(Work required) Determine the count of lines holding the string "chevron". Return only the number.

(Task input)
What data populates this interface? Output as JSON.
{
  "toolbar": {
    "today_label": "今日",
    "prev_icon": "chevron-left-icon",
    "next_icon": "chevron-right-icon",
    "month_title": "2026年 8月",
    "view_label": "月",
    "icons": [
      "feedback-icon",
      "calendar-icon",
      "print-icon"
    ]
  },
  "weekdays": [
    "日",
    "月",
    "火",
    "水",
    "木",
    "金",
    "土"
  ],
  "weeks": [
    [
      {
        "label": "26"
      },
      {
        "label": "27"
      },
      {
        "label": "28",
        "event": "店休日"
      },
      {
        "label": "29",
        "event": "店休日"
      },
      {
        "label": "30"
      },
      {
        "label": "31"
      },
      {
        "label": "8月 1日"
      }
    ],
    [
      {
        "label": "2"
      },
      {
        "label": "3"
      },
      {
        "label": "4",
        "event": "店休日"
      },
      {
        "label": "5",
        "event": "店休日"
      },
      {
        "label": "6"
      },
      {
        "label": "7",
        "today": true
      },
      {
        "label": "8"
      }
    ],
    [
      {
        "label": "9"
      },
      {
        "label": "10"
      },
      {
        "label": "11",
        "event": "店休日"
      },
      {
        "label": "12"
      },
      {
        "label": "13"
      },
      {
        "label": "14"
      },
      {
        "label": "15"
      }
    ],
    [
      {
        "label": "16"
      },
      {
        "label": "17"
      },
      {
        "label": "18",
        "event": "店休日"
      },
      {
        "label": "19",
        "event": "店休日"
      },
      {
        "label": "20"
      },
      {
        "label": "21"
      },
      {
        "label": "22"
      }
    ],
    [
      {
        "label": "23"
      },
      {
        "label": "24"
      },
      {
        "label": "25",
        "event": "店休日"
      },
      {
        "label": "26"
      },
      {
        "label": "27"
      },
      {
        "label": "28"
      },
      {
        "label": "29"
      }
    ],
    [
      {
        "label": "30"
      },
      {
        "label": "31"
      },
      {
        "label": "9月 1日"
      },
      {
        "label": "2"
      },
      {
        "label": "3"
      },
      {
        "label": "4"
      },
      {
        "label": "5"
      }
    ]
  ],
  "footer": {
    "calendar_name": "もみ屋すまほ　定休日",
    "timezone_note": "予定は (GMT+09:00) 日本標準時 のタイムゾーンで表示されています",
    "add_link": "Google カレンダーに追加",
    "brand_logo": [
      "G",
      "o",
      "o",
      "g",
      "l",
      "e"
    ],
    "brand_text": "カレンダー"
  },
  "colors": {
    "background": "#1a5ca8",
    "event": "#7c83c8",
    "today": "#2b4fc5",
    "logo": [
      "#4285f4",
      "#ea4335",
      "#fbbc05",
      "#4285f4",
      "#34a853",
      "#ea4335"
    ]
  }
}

(Worked solution) 2